[Stored records start]

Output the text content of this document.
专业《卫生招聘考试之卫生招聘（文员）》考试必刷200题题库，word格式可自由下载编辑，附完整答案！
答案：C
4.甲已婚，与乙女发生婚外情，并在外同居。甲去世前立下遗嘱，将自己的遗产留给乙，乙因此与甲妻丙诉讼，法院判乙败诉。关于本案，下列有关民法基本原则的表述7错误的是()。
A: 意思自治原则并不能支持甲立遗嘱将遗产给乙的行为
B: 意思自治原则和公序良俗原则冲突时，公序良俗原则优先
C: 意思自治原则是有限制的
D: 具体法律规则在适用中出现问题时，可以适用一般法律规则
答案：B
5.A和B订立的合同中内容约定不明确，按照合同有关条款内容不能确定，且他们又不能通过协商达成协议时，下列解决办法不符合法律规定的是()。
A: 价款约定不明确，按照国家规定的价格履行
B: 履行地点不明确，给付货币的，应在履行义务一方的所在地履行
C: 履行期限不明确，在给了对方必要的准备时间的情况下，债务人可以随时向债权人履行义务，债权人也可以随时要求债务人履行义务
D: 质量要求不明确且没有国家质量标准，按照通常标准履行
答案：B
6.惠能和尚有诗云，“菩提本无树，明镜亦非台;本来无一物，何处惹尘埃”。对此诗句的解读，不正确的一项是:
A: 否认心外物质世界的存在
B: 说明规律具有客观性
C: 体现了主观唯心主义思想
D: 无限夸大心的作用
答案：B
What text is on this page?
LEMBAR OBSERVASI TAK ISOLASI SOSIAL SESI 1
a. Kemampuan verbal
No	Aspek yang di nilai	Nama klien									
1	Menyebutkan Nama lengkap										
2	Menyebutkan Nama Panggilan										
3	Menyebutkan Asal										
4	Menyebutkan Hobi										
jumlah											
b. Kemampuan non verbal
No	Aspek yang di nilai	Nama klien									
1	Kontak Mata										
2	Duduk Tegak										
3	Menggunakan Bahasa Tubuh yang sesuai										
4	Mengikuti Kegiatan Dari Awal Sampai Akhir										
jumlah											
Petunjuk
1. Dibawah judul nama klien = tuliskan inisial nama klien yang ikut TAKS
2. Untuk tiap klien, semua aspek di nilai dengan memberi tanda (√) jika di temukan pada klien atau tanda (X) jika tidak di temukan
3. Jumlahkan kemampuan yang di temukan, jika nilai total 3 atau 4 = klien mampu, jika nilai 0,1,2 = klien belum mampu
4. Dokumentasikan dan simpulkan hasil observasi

[Stored records end]

## Exercise details
Filter the records down to the lines that contain the string "this", and copy those lines.

## Complete answer
Output the text content of this document.
What text is on this page?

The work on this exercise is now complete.